Wakil Ketua Komisi VIII DPR Singgih Januratmoko menanggapi usulan Menteri Pemberdayaan Perempuan dan Perlindungan Anak (PPPA) Arifah Fauzi soal gerbong KRL wanita ditempatkan di tengah usai kecelakaan kereta di Bekasi Timur. Singgih tak mempersoalkan hal itu, ia menilai penempatan gerbong di KRL sama saja.
"Saya pikir sama saja, jika di belakang kemarin gerbong laki-laki juga, yang meninggal juga sama," kata Singgih kepada wartawan, Rabu (28/4/2026).
Singgih menyebut yang terpenting saat ini adalah memperbaiki manajemen dari KAI. Ia meminta ada audit menyeluruh imbas tabrakan maut KA Argo Bromo dengan KRL di Stasiun Bekasi Timur.
"Yang penting di perbaiki ya manajemen keselamatan di KAI, audit menyeluruh," ucapnya.
Sementara itu, anggota Komisi V DPR Fraksi Demokrat, Wastam, menilai hak antara laki-laki dan perempuan sama menyengkut jiwa dan keselamatan
"Pada dasarnya hak laki laki dan perempuan sama, apalagi menyangkut jiwa seseorang," kata Wastam.

**Bahan Kajian**.
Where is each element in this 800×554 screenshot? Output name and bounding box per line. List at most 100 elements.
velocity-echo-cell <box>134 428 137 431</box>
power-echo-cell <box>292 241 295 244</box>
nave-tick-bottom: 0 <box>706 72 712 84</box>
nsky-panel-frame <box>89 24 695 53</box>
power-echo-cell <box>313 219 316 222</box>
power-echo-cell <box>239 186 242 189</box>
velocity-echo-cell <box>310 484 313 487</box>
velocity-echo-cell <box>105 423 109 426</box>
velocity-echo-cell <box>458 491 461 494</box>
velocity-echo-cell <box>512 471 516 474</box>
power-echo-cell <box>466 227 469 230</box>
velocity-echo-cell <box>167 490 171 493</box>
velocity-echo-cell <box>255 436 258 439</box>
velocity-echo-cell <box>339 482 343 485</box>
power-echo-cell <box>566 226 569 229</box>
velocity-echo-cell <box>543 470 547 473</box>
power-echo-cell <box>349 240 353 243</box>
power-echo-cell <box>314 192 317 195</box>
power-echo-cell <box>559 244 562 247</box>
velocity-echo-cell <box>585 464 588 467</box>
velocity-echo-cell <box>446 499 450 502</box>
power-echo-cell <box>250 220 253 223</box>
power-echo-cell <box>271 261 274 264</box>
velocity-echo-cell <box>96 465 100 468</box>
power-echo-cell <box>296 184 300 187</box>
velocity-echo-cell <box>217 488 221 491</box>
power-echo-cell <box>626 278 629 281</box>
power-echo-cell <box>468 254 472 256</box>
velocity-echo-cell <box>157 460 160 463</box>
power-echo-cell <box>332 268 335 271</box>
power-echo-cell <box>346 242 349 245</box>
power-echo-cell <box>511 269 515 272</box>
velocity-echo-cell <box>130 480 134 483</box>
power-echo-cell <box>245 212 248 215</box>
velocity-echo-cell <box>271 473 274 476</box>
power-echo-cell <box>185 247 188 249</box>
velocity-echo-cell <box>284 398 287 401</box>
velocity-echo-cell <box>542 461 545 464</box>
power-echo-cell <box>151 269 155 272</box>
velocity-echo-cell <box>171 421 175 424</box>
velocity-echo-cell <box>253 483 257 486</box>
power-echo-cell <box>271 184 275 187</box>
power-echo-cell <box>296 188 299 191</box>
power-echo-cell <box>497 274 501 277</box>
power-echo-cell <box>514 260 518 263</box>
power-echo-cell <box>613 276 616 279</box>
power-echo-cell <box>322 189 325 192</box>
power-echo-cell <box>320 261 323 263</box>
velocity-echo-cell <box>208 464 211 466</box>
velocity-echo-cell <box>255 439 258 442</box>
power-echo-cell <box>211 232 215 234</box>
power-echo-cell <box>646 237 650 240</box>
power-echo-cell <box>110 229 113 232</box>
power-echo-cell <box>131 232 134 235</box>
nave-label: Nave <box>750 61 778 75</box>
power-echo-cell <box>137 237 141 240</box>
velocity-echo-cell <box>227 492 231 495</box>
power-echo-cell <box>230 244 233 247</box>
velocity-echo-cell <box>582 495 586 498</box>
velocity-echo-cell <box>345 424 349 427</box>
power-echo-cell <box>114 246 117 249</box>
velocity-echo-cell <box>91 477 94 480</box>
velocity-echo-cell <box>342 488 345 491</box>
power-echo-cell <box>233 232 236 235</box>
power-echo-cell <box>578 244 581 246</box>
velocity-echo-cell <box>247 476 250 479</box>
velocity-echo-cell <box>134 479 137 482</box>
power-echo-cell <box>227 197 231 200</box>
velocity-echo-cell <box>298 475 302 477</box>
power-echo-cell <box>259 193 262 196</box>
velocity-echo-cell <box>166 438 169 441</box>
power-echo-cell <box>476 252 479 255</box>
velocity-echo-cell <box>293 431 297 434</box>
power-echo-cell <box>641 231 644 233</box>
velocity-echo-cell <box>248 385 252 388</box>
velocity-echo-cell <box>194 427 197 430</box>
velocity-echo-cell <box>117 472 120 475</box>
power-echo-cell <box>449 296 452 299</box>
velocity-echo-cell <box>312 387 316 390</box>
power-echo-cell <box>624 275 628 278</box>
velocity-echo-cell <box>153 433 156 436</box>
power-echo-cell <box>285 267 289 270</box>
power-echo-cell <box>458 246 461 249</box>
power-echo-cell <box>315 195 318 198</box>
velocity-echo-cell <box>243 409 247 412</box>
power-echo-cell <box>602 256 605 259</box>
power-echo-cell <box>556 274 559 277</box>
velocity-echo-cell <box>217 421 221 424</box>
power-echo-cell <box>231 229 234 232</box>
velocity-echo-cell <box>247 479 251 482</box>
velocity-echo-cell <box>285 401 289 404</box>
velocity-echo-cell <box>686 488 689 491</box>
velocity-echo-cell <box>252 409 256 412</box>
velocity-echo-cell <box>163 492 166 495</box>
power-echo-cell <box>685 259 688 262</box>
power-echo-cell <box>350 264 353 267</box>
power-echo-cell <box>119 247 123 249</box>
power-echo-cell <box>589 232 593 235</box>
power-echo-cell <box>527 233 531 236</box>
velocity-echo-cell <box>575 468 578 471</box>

**Tugas Anda**.
Ganti "gerbong" dengan "rangkaian" dalam bagian berita tentang gerbong KRL wanita yang dimulai dari kata-kata yang memuat "Wakil Ketua Komisi" dan berhenti setelah "KRL sama saja.", lalu tuliskan bagian itu kembali. Jawablah dengan berpegang pada berita ini saja.

**Jawaban Latihan**.
Wakil Ketua Komisi VIII DPR Singgih Januratmoko menanggapi usulan Menteri Pemberdayaan Perempuan dan Perlindungan Anak (PPPA) Arifah Fauzi soal rangkaian KRL wanita ditempatkan di tengah usai kecelakaan kereta di Bekasi Timur. Singgih tak mempersoalkan hal itu, ia menilai penempatan rangkaian di KRL sama saja.